Tarefa proposta:
Liste todos os anos que aparecem no artigo sobre Rosa Luxemburgo apresentado abaixo.

Texto apresentado:
────────────────

29 de julho de 2023

Rosa Luxemburgo antecipou o impacto destrutivo da globalização capitalista

A obra de Rosa Luxemburgo, A Acumulação do Capital, descreveu a devastação que o capitalismo causou no que hoje chamamos de Sul Global. Os ativistas socialistas e ambientais de hoje podem extrair informações valiosas da compreensão de Luxemburgo sobre o sistema mundial.

Peter Hudis

Jacobin

Um retrato de Rosa Luxemburgo em uma manifestação contra a Guerra do Vietnã em Berlim. (Rogge and ullstein bild / Getty Images)

Poucas questões assumiram maior importância nas últimas décadas do que o impacto destrutivo da globalização capitalista sobre os povos indígenas, as relações sociais não mercantilizadas e o meio ambiente natural. Portanto, não é de surpreender que tenha havido um renascimento do interesse por uma das análises mais destacadas desse fenômeno: a obra de Rosa Luxemburgo, de 1913, A Acumulação do Capital: Contribuição ao Estudo Econômico do Imperialismo.

O livro de Luxemburgo foi publicado às vésperas da Primeira Guerra Mundial, mas alguns de seus temas são notavelmente relevantes para o nosso tempo. Uma nova tradução para o inglês, muito melhorada, tornou-se disponível na última década como parte do projeto de publicação de suas obras completas. Neste ensaio, farei uma breve introdução aos principais argumentos que Luxemburgo apresentou sobre a dinâmica do capitalismo e discutirei como eles podem ser aplicados ao sistema hoje.

Marxismo anticolonial

Rosa Luxemburgo foi uma notável internacionalista, conhecida por suas críticas inovadoras ao colonialismo e ao imperialismo. Como uma mulher judia crescendo na Polônia ocupada pela Rússia, ela tinha plena consciência de que a dominação colonial é uma ofensa à humanidade.

Sua oposição a ela só se aprofundou quando o novo estágio global do imperialismo emergiu nos anos anteriores à sua mudança para a Alemanha em 1898, onde ela se tornou uma figura importante na Segunda Internacional. Desde seus primeiros escritos, Luxemburgo estava determinada a mostrar que a destruição de povos indígenas e formações sociais no mundo não-ocidental pelo capitalismo euro-americano não era uma característica acidental ou secundária da acumulação de capital, mas sim seu pré-requisito fundamental.

Ela não estava sozinha nesse esforço. A Segunda Internacional compreendia uma ampla variedade de tendências, desde reformistas que se desculpavam ou mesmo apoiavam o colonialismo até marxistas revolucionários que o castigavam. Karl Kautsky, considerado o "Papa do Marxismo" antes de 1914, emitiu uma série de poderosas denúncias ao imperialismo, argumentando que as revoltas anticoloniais na China e na Índia poderiam inspirar o movimento trabalhista europeu a aprofundar suas lutas contra o capitalismo.

Heinrich Cunow, que ensinou ao lado de Luxemburgo na escola do Partido Social Democrata Alemão (SPD) em Berlim, escreveu uma análise das formações comunais na região andina da América do Sul, argumentando que "a maior parte do que os social-democratas lutam hoje como seu ideal concebido, mas em nenhum momento alcançado, foi realizado na prática pelos incas". E Vladimir Lenin, que passou dois terços de sua carreira política como parte da Segunda Internacional, escreveu um famoso estudo afirmando que o imperialismo estava inextricavelmente ligado ao surgimento do capitalismo monopolista.

────────────────

Material fornecido:
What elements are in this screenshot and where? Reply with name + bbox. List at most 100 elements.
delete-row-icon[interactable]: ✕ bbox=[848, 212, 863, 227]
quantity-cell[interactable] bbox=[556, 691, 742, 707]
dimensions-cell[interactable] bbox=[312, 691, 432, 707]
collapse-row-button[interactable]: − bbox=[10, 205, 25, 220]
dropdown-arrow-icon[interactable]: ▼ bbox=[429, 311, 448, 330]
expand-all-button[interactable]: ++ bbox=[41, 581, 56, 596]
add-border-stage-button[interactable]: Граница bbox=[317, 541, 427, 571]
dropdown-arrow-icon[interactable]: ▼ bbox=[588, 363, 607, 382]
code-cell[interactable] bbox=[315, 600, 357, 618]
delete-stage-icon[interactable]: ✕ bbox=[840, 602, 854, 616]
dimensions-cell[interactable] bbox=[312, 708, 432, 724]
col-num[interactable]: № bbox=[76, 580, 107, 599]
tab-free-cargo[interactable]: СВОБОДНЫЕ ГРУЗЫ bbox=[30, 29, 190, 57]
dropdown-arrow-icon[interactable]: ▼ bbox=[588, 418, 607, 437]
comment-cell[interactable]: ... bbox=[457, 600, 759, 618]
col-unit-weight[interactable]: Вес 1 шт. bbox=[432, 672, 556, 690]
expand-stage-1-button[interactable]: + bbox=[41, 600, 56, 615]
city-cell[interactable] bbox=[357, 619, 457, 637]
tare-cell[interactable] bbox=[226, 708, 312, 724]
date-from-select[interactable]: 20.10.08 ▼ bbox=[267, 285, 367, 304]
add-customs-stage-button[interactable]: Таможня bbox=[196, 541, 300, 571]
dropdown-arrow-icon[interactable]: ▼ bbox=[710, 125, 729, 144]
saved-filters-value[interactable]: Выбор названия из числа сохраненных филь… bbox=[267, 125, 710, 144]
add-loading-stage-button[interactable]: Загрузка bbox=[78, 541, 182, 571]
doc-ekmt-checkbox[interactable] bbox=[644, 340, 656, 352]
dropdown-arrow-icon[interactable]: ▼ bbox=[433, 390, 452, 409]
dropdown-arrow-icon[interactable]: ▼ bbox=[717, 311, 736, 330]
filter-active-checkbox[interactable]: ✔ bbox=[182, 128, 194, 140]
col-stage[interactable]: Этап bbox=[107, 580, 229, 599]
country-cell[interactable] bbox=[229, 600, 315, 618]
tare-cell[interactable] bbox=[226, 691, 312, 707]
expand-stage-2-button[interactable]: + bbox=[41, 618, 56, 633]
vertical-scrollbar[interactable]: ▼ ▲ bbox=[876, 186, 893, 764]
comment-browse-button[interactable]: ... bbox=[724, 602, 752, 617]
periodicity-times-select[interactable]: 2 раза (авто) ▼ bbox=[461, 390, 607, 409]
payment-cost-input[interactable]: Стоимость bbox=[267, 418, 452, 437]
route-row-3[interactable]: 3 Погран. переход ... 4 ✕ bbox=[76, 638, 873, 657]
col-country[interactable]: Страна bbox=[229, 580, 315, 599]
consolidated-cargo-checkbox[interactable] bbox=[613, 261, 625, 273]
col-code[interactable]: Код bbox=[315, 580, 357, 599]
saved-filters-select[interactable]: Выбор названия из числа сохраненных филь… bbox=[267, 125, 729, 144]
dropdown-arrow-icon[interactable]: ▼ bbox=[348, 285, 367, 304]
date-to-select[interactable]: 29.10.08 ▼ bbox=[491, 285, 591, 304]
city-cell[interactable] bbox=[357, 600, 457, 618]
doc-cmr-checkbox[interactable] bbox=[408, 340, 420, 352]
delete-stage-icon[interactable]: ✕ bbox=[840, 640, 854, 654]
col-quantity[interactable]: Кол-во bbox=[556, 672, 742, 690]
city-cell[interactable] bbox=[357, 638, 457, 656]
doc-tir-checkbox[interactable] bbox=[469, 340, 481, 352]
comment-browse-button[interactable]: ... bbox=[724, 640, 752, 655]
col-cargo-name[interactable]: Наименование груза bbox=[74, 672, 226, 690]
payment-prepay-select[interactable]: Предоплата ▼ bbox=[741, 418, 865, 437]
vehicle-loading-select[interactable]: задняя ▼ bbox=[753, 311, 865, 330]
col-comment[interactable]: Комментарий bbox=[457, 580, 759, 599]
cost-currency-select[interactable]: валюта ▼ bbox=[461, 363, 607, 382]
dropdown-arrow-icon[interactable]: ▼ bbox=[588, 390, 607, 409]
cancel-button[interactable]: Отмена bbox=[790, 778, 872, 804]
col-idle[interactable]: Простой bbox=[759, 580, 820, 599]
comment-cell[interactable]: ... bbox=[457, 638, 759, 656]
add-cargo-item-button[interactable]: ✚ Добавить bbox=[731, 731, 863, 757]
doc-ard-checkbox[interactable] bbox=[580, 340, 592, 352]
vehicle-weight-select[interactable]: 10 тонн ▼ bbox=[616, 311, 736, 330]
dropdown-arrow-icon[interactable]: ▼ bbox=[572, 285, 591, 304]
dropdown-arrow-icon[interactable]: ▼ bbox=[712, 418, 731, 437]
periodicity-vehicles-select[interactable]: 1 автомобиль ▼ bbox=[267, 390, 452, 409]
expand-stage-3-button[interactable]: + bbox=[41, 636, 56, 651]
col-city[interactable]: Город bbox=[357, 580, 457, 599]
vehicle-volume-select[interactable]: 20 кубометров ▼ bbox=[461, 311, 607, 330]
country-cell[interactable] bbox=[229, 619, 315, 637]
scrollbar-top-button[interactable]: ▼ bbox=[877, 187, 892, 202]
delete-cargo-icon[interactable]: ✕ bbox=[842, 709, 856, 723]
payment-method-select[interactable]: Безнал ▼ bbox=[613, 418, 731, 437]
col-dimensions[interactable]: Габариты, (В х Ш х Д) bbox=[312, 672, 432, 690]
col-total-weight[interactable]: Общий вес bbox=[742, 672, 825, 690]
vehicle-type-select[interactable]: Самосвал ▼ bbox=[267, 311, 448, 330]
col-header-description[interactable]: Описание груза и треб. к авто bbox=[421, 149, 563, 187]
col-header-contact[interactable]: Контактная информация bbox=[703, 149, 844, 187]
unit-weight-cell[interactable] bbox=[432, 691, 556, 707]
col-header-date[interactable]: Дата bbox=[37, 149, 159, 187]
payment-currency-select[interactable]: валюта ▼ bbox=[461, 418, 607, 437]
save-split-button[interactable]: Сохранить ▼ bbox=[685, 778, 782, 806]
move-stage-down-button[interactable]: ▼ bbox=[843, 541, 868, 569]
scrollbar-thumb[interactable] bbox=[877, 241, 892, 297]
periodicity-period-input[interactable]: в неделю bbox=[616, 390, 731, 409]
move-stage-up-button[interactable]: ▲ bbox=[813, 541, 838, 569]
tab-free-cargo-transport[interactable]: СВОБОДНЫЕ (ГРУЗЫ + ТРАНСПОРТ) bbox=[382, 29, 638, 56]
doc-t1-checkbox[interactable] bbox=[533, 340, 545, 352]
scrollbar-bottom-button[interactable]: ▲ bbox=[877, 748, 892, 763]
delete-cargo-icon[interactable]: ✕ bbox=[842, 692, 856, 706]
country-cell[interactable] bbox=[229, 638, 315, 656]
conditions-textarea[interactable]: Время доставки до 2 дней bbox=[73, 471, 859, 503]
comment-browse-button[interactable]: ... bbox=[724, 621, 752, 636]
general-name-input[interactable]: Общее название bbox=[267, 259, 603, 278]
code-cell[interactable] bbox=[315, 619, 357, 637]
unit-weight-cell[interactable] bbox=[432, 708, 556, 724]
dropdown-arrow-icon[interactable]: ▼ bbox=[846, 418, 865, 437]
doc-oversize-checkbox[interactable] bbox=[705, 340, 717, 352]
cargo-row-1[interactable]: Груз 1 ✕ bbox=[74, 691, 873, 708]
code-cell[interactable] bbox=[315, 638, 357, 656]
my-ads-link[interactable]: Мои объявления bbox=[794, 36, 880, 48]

────────────────

Resposta ao exercício:
Os anos que aparecem no artigo são 2023, 1913, 1898 e 1914.